> GOAL:
Please pick up the passage about states setting up health insurance exchanges and continue it from its final sentence.

[Begin TEXT SHOWN]

Mr. Baucus said he would like to know about any "uh-oh revelations" that come up. He also demanded a list of benchmarks that Mr. Cohen hopes to meet in the coming months.
"We've got to get moving here," Mr. Baucus said. "We've got to know what we're doing and what we're not doing. We can't just talk -- it's deeds, not words."
Seventeen states and the District of Columbia have gained conditional approval to run exchanges on their own, according to HHS.
Although the administration encouraged states to set up their exchanges in-house, Kaiser Family Foundation data shows 26 states appear ready to distance themselves from any political consequences of the law by telling the federal government to set up an exchange for them.
Seven states -- Arkansas, Delaware, Illinois, Iowa, Michigan, New Hampshire and West Virginia -- are planning to set up a partnership exchange with the federal government, according to the foundation.

[End TEXT SHOWN]
[Begin PROVIDED DATA]

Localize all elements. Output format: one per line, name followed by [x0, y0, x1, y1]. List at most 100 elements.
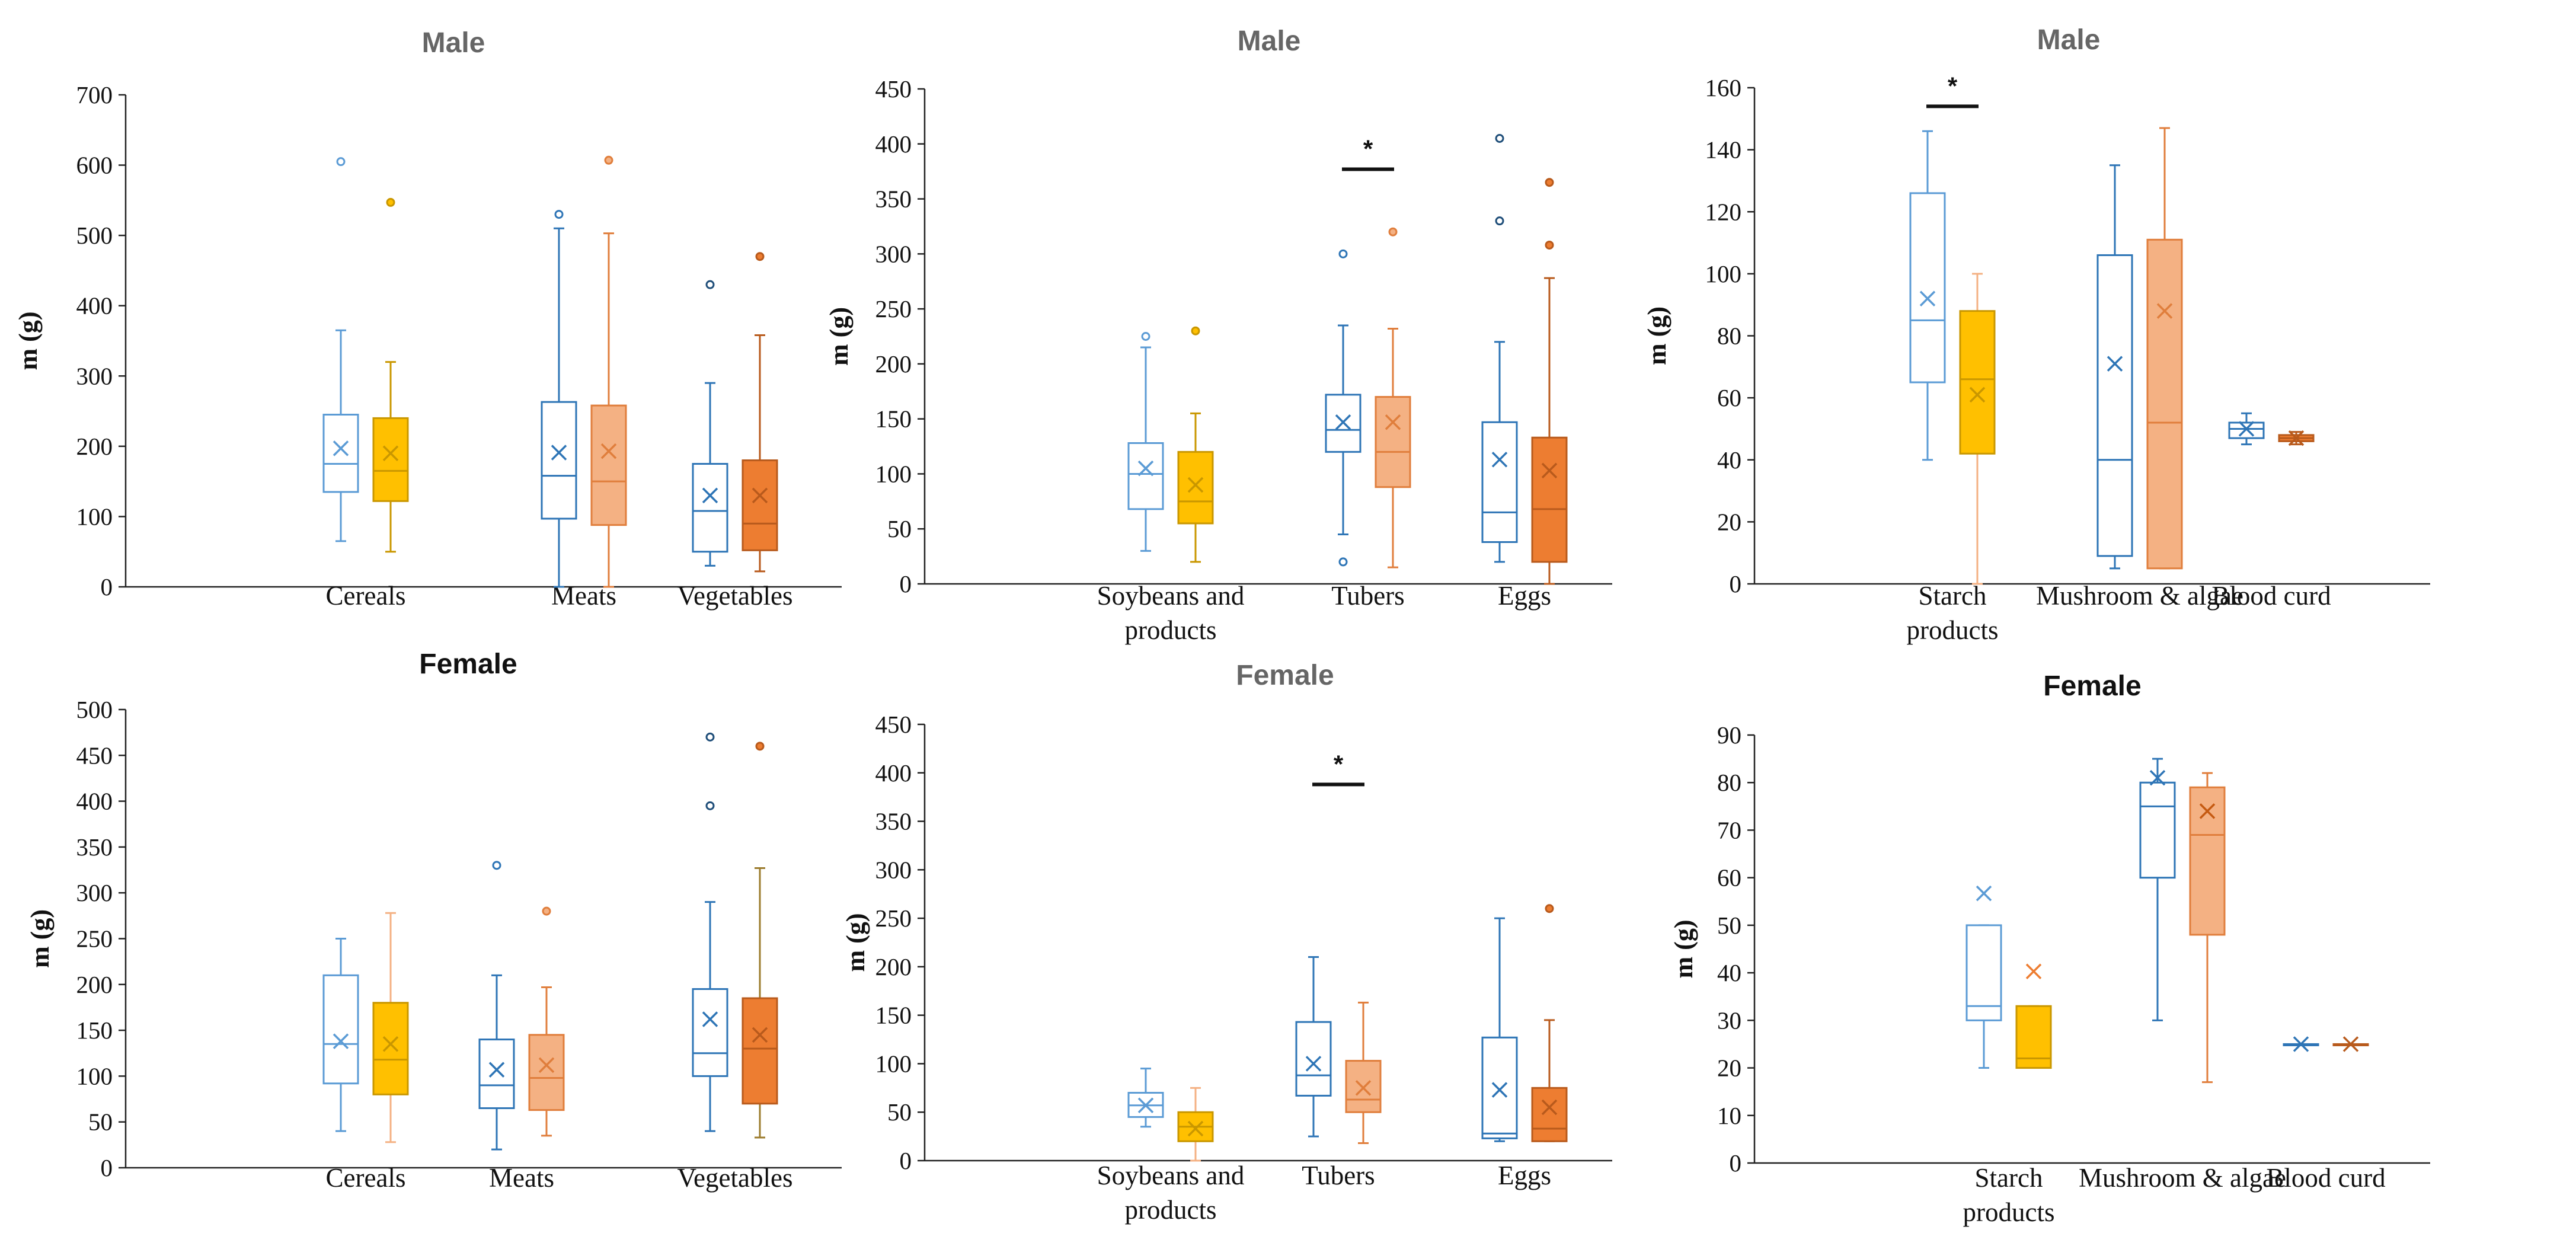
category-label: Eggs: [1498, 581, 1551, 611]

[End PROVIDED DATA]

> TASK RESPONSE:
Michigan Gov. Rick Snyder considered a partnership to be the "next best option" after the state legislature rejected his initial wish to set up a state-run market, spokesman Kurt Weiss said. The state submitted its plans to HHS this week.
New Hampshire Gov. Maggie Hassan announced her state's intentions Wednesday, the same day that HHS Secretary Kathleen Sebelius announced the department's conditional approval of Illinois' partnership exchange. Delaware and Arkansas also have obtained conditional approval.
Tim Albrecht, a spokesman for Iowa Gov. Terry Branstad, said the state submitted its plans for a federal-state partnership about a month ago.
"We wanted to maintain our independence in terms of our health care systems," he said, "but partner with the federal government where it made sense."
A spokeswoman for West Virginia Gov. Earl Ray Tomblin said Thursday that the state has not made a decision yet on its plans for an exchange.